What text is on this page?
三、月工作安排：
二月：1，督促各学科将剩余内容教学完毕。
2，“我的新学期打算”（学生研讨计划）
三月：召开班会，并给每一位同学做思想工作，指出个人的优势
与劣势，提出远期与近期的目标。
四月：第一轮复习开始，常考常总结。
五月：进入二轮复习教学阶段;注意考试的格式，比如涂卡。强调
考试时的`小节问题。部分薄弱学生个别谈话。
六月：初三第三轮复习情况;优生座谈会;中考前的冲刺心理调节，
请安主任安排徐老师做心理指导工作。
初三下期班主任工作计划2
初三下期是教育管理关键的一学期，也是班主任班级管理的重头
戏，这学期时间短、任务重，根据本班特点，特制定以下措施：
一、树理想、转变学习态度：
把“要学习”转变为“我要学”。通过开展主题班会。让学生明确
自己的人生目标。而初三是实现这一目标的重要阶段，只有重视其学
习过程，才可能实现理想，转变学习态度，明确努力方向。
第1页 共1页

_ _ _ _ _

*Directions*. Reproduce all data above, unchanged.

*Answer*.
What text is on this page?
三、月工作安排：
二月：1，督促各学科将剩余内容教学完毕。
2，“我的新学期打算”（学生研讨计划）
三月：召开班会，并给每一位同学做思想工作，指出个人的优势
与劣势，提出远期与近期的目标。
四月：第一轮复习开始，常考常总结。
五月：进入二轮复习教学阶段;注意考试的格式，比如涂卡。强调
考试时的`小节问题。部分薄弱学生个别谈话。
六月：初三第三轮复习情况;优生座谈会;中考前的冲刺心理调节，
请安主任安排徐老师做心理指导工作。
初三下期班主任工作计划2
初三下期是教育管理关键的一学期，也是班主任班级管理的重头
戏，这学期时间短、任务重，根据本班特点，特制定以下措施：
一、树理想、转变学习态度：
把“要学习”转变为“我要学”。通过开展主题班会。让学生明确
自己的人生目标。而初三是实现这一目标的重要阶段，只有重视其学
习过程，才可能实现理想，转变学习态度，明确努力方向。
第1页 共1页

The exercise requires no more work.